▶ [Rows from a figure dataset]
------------------------------------

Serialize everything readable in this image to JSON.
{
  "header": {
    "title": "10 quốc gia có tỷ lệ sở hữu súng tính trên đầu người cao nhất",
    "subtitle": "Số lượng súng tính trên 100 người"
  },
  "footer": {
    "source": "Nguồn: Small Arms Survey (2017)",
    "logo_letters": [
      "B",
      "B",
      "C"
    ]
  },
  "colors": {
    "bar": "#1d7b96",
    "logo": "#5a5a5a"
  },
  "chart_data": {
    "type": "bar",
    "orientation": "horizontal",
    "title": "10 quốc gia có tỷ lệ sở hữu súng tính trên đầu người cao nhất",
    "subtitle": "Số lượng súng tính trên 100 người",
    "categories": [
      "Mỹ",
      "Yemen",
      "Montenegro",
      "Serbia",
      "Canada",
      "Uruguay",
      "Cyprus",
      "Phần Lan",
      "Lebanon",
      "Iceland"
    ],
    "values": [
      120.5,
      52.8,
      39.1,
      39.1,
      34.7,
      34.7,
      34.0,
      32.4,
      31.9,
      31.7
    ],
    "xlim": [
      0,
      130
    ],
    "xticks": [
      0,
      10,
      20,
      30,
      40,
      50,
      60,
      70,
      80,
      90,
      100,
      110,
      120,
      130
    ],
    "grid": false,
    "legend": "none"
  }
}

------------------------------------

▶ [Exercise brief] Collect every line above that contains the word "trên".

▶ [Response for this exercise]
    "title": "10 quốc gia có tỷ lệ sở hữu súng tính trên đầu người cao nhất",
    "subtitle": "Số lượng súng tính trên 100 người"
    "title": "10 quốc gia có tỷ lệ sở hữu súng tính trên đầu người cao nhất",
    "subtitle": "Số lượng súng tính trên 100 người",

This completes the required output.